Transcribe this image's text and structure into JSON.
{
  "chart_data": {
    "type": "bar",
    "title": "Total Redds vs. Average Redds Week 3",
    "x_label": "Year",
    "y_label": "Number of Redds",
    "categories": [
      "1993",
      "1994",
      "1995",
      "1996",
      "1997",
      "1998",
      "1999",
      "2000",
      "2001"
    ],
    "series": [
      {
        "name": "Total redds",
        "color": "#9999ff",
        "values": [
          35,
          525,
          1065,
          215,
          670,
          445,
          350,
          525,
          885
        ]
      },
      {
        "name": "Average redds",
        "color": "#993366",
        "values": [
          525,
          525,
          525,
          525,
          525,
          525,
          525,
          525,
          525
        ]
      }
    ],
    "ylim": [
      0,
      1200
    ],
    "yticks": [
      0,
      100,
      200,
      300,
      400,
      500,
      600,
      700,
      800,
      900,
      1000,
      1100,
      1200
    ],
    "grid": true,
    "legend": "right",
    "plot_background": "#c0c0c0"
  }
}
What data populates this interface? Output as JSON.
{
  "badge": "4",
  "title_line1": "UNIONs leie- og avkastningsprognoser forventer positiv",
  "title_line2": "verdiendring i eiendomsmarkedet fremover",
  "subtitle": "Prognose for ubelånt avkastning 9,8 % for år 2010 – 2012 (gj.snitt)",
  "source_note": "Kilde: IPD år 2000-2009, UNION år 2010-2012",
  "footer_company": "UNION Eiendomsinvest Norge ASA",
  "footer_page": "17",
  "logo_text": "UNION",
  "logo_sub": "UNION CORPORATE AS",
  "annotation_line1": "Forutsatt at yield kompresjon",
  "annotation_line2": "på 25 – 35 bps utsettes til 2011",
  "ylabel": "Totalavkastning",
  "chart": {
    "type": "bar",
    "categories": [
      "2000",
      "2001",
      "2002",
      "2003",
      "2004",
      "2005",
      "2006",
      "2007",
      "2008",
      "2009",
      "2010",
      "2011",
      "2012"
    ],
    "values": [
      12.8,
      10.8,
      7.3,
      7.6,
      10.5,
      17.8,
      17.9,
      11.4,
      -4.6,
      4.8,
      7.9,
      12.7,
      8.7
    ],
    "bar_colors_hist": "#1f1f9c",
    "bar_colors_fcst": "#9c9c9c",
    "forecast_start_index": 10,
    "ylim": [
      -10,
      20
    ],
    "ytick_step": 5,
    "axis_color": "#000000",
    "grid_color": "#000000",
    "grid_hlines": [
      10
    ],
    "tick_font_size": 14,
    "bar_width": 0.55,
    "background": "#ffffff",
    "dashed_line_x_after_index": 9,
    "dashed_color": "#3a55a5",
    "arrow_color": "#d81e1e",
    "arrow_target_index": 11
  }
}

________________________

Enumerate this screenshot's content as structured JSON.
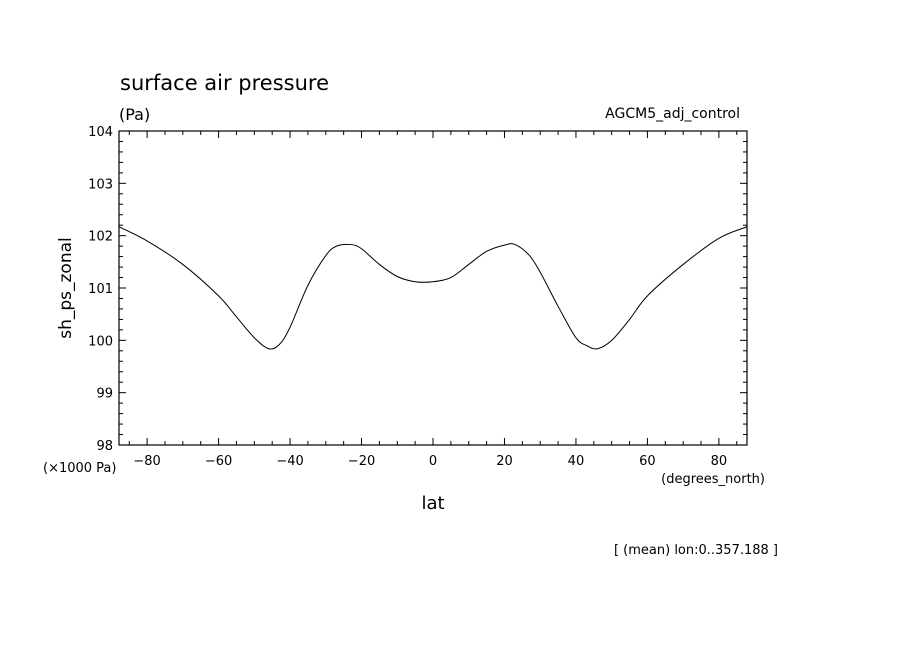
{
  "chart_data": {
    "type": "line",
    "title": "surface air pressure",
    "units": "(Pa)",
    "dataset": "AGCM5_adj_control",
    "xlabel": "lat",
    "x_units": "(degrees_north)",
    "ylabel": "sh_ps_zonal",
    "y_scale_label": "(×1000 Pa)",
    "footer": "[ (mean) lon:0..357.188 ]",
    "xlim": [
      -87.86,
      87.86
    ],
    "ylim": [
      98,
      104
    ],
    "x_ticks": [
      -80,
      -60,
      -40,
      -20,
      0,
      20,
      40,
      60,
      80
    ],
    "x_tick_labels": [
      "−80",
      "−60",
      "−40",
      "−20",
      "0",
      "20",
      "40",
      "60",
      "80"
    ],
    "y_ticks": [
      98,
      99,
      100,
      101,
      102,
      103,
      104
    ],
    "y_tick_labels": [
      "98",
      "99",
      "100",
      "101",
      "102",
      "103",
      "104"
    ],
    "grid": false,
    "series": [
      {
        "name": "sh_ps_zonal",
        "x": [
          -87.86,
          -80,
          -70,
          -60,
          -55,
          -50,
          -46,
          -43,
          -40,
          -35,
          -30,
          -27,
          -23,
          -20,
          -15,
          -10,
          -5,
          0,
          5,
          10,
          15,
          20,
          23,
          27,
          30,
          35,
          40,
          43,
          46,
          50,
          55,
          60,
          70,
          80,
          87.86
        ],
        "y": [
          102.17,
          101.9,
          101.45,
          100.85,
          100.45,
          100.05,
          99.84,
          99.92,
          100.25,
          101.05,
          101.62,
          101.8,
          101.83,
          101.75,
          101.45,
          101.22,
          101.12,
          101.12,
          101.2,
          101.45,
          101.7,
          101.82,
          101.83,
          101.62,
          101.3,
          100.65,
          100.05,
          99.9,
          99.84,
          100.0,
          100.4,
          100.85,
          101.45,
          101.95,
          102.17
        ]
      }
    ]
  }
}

________________________

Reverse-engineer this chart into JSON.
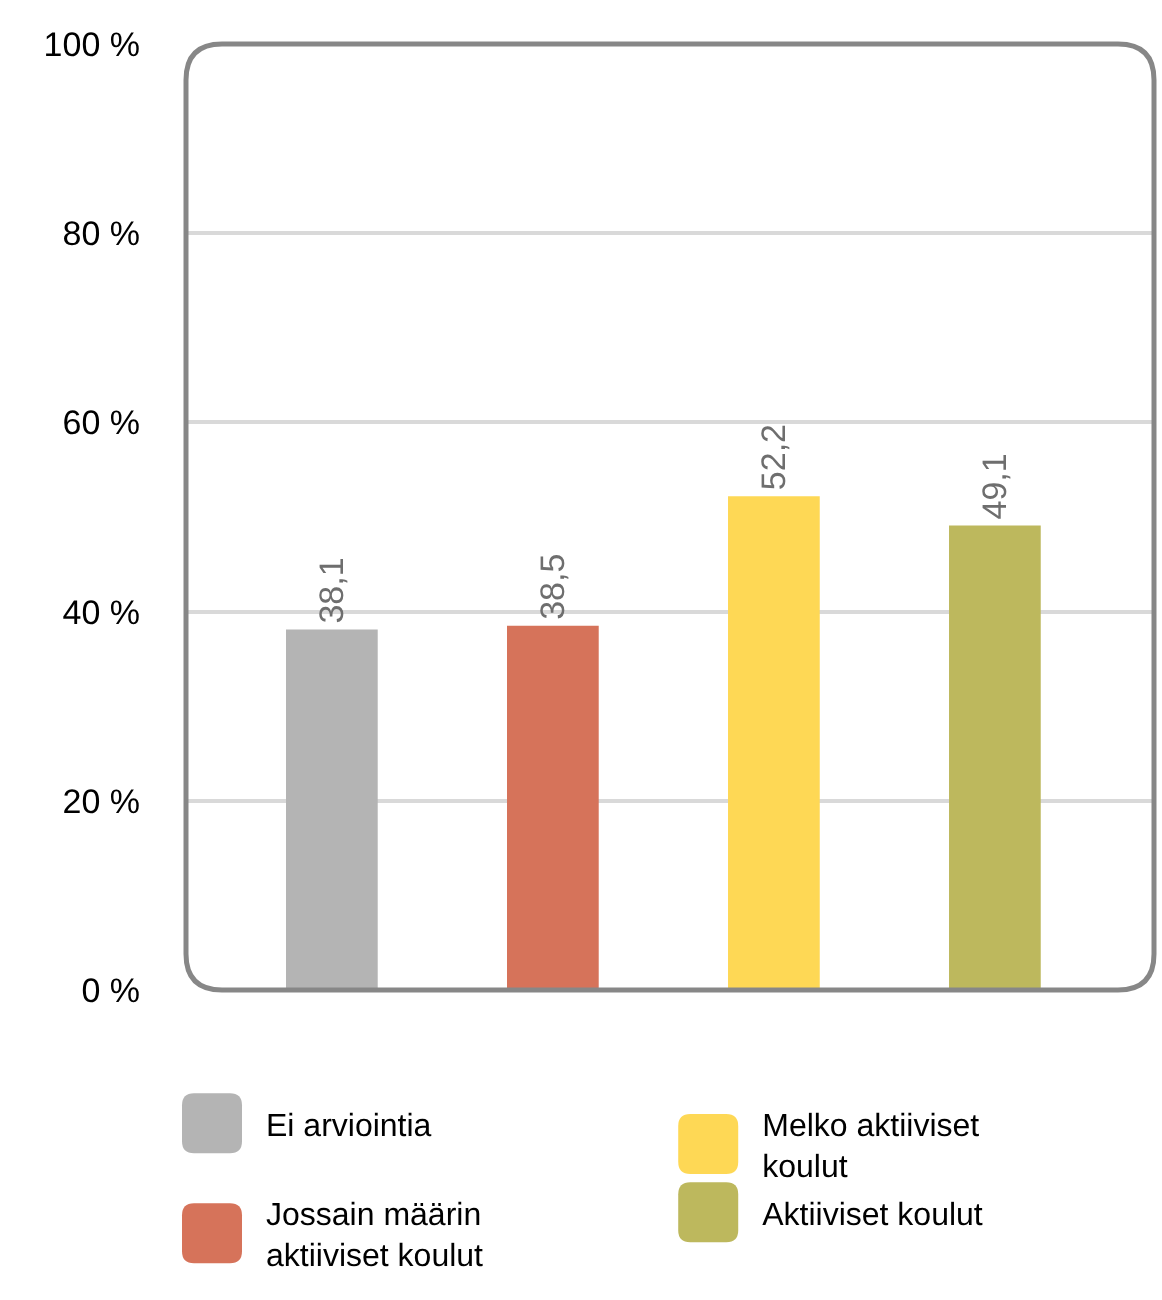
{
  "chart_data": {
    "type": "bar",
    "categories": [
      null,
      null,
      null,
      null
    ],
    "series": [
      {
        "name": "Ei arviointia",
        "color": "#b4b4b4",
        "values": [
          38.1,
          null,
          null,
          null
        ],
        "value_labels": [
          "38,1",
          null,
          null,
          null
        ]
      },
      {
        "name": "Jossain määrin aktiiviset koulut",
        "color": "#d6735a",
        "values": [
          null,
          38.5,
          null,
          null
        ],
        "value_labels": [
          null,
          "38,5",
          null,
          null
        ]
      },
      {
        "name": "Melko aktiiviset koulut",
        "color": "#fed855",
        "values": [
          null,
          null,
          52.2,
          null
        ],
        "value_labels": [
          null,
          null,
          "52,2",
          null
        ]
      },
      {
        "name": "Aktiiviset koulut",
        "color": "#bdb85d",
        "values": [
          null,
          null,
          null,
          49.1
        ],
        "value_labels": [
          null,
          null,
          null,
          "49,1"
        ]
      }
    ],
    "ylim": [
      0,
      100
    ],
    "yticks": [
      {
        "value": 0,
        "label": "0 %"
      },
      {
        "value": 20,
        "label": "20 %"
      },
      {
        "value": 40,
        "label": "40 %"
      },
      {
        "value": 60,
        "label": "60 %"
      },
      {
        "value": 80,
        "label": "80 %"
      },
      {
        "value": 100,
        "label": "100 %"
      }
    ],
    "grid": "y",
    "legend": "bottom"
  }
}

________________________

- **The request**: Filter for "name". Return all lines that hold it.

- **Answer to this task**:
        "name": "Total redds",
        "name": "Average redds",
        "name": "sh_ps_zonal",
        "name": "Ei arviointia",
        "name": "Jossain määrin aktiiviset koulut",
        "name": "Melko aktiiviset koulut",
        "name": "Aktiiviset koulut",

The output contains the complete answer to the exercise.